━━ EXTRACTED DATA

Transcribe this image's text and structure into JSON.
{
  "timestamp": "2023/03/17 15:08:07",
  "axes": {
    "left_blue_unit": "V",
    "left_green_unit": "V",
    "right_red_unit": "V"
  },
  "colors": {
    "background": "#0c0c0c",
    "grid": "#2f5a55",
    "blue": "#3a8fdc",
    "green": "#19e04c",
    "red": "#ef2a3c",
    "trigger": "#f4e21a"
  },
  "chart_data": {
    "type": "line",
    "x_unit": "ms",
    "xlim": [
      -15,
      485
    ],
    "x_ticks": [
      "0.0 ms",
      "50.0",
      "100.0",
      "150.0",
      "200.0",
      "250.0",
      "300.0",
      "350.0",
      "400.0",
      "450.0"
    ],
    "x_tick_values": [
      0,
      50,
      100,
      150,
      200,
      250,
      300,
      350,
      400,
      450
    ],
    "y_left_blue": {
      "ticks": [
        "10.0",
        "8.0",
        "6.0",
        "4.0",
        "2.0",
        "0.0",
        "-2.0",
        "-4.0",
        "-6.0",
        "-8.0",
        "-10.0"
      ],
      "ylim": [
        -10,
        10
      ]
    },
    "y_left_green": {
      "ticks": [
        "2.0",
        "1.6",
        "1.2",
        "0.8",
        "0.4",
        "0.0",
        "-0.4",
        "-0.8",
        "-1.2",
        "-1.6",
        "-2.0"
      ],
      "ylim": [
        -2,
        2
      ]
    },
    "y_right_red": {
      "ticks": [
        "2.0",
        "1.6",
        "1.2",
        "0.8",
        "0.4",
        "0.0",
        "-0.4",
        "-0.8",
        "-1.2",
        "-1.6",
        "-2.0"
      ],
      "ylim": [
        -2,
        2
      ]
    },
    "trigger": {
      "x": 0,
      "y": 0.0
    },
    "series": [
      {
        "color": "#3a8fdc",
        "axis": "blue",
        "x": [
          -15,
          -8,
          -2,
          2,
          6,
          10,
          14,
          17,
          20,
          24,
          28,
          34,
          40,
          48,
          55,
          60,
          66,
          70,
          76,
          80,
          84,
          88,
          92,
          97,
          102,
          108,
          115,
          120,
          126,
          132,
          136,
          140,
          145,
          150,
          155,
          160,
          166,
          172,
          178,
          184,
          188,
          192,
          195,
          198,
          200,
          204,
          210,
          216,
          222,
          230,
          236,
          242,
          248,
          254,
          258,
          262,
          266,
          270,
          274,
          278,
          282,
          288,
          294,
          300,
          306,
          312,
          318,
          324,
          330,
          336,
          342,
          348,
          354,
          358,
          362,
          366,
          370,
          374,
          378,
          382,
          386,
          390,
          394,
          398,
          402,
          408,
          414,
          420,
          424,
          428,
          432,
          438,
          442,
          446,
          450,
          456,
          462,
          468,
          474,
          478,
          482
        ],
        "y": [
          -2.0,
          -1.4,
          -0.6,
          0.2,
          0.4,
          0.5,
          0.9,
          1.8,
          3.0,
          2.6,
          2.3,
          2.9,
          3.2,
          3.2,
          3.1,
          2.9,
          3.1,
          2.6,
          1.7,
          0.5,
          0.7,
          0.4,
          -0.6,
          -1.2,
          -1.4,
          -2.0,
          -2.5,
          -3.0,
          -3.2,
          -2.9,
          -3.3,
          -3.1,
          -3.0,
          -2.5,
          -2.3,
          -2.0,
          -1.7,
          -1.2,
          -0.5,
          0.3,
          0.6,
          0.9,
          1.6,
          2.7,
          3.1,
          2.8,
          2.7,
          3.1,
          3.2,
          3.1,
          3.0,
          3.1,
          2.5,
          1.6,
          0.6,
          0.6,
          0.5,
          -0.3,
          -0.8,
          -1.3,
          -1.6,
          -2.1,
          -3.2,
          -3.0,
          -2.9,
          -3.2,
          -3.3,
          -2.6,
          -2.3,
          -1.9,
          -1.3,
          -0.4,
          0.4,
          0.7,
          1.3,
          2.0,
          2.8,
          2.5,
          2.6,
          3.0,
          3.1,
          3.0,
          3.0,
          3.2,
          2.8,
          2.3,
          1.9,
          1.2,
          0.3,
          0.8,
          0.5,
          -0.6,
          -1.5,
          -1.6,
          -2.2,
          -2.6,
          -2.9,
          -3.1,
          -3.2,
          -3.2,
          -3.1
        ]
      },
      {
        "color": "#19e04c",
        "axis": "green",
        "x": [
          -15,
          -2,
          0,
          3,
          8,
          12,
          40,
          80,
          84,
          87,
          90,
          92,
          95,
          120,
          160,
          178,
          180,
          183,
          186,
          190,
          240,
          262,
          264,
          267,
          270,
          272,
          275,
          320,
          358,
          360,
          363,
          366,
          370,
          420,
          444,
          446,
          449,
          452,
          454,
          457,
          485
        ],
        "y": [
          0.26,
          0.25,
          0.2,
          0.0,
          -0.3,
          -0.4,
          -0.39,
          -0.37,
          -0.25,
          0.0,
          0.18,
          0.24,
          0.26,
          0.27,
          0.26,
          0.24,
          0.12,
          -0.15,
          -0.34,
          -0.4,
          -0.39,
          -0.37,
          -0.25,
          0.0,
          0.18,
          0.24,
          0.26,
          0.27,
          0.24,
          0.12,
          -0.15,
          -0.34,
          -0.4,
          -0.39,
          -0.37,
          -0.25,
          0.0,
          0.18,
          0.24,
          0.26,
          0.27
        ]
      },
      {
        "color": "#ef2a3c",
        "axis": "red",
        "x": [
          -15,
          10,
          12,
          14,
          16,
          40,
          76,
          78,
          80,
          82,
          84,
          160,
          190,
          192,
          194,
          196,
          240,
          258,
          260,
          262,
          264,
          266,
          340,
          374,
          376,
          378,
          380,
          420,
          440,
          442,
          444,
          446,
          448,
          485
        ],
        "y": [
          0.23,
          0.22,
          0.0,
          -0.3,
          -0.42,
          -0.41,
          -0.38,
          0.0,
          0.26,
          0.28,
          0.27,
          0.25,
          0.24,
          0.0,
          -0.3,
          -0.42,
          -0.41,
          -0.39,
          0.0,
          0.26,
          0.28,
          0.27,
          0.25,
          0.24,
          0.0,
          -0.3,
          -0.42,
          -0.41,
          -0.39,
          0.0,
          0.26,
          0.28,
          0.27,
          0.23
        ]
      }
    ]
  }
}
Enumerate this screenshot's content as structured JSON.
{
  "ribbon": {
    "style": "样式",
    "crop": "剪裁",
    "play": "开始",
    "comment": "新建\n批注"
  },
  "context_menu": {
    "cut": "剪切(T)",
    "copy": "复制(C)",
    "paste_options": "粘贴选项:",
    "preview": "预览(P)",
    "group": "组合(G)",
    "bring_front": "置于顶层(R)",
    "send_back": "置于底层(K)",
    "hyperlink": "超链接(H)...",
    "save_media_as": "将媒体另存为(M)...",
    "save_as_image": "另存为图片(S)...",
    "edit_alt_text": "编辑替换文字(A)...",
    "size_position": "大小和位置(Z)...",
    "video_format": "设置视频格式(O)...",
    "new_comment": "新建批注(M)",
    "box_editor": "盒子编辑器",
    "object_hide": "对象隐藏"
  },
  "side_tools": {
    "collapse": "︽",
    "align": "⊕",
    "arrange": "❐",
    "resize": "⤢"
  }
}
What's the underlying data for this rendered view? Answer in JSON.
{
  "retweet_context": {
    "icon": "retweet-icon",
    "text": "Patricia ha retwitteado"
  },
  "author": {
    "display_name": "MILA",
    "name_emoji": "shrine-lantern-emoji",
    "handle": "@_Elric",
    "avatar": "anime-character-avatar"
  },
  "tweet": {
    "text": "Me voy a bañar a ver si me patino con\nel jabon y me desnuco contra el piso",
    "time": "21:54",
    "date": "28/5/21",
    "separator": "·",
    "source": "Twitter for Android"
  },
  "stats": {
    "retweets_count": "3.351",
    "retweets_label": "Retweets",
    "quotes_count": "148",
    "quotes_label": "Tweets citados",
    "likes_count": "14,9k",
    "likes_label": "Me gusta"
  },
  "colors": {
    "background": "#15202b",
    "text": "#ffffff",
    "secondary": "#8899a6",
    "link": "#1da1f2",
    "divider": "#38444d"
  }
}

━━━━

▶ **THE REQUEST**
Show each line of the data that contains the string "background".

▶ **THE RESULT**
    "background": "#0c0c0c",
    "background": "#15202b",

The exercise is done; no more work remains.